Set task – Exclude the pictures; give every entry again exactly as written.

Part of a data file –
==================================================

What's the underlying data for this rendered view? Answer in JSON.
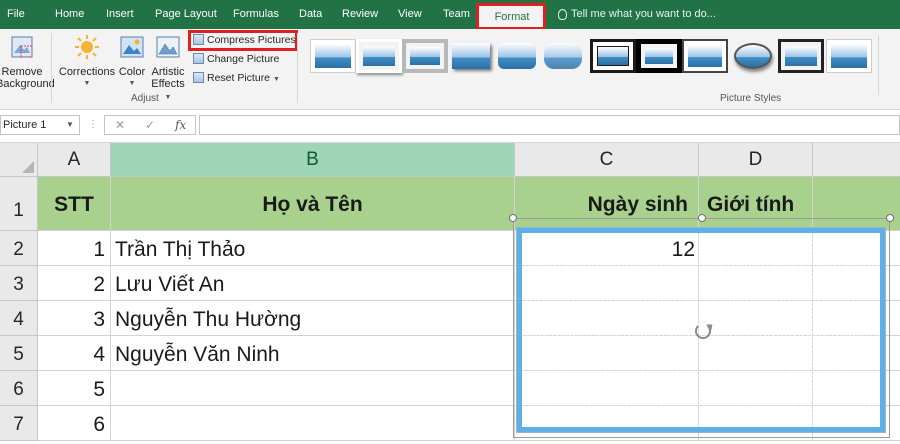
{
  "ribbon": {
    "tabs": [
      "File",
      "Home",
      "Insert",
      "Page Layout",
      "Formulas",
      "Data",
      "Review",
      "View",
      "Team"
    ],
    "active_tab": "Format",
    "tell_me": "Tell me what you want to do...",
    "remove_background": [
      "Remove",
      "Background"
    ],
    "corrections": "Corrections",
    "color": "Color",
    "artistic_effects": [
      "Artistic",
      "Effects"
    ],
    "compress_pictures": "Compress Pictures",
    "change_picture": "Change Picture",
    "reset_picture": "Reset Picture",
    "adjust_group": "Adjust",
    "picture_styles_group": "Picture Styles",
    "accent_color": "#217346",
    "highlight_color": "#e02020"
  },
  "formula_bar": {
    "name_box": "Picture 1",
    "cancel": "✕",
    "enter": "✓",
    "fx": "fx",
    "content": ""
  },
  "sheet": {
    "columns": [
      "A",
      "B",
      "C",
      "D"
    ],
    "rows": [
      "1",
      "2",
      "3",
      "4",
      "5",
      "6",
      "7"
    ],
    "header": {
      "stt": "STT",
      "name": "Họ và Tên",
      "dob": "Ngày sinh",
      "gender": "Giới tính"
    },
    "data": [
      {
        "stt": "1",
        "name": "Trần Thị Thảo",
        "dob": "12"
      },
      {
        "stt": "2",
        "name": "Lưu Viết An",
        "dob": ""
      },
      {
        "stt": "3",
        "name": "Nguyễn Thu Hường",
        "dob": ""
      },
      {
        "stt": "4",
        "name": "Nguyễn Văn Ninh",
        "dob": ""
      },
      {
        "stt": "5",
        "name": "",
        "dob": ""
      },
      {
        "stt": "6",
        "name": "",
        "dob": ""
      }
    ],
    "header_fill": "#a9d18e",
    "selected_column": "B"
  }
}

==================================================

Worked solution –
What's the underlying data for this rendered view? Answer in JSON.
{
  "ribbon": {
    "tabs": [
      "File",
      "Home",
      "Insert",
      "Page Layout",
      "Formulas",
      "Data",
      "Review",
      "View",
      "Team"
    ],
    "active_tab": "Format",
    "tell_me": "Tell me what you want to do...",
    "remove_background": [
      "Remove",
      "Background"
    ],
    "corrections": "Corrections",
    "color": "Color",
    "artistic_effects": [
      "Artistic",
      "Effects"
    ],
    "compress_pictures": "Compress Pictures",
    "change_picture": "Change Picture",
    "reset_picture": "Reset Picture",
    "adjust_group": "Adjust",
    "picture_styles_group": "Picture Styles",
    "accent_color": "#217346",
    "highlight_color": "#e02020"
  },
  "formula_bar": {
    "name_box": "Picture 1",
    "cancel": "✕",
    "enter": "✓",
    "fx": "fx",
    "content": ""
  },
  "sheet": {
    "columns": [
      "A",
      "B",
      "C",
      "D"
    ],
    "rows": [
      "1",
      "2",
      "3",
      "4",
      "5",
      "6",
      "7"
    ],
    "header": {
      "stt": "STT",
      "name": "Họ và Tên",
      "dob": "Ngày sinh",
      "gender": "Giới tính"
    },
    "data": [
      {
        "stt": "1",
        "name": "Trần Thị Thảo",
        "dob": "12"
      },
      {
        "stt": "2",
        "name": "Lưu Viết An",
        "dob": ""
      },
      {
        "stt": "3",
        "name": "Nguyễn Thu Hường",
        "dob": ""
      },
      {
        "stt": "4",
        "name": "Nguyễn Văn Ninh",
        "dob": ""
      },
      {
        "stt": "5",
        "name": "",
        "dob": ""
      },
      {
        "stt": "6",
        "name": "",
        "dob": ""
      }
    ],
    "header_fill": "#a9d18e",
    "selected_column": "B"
  }
}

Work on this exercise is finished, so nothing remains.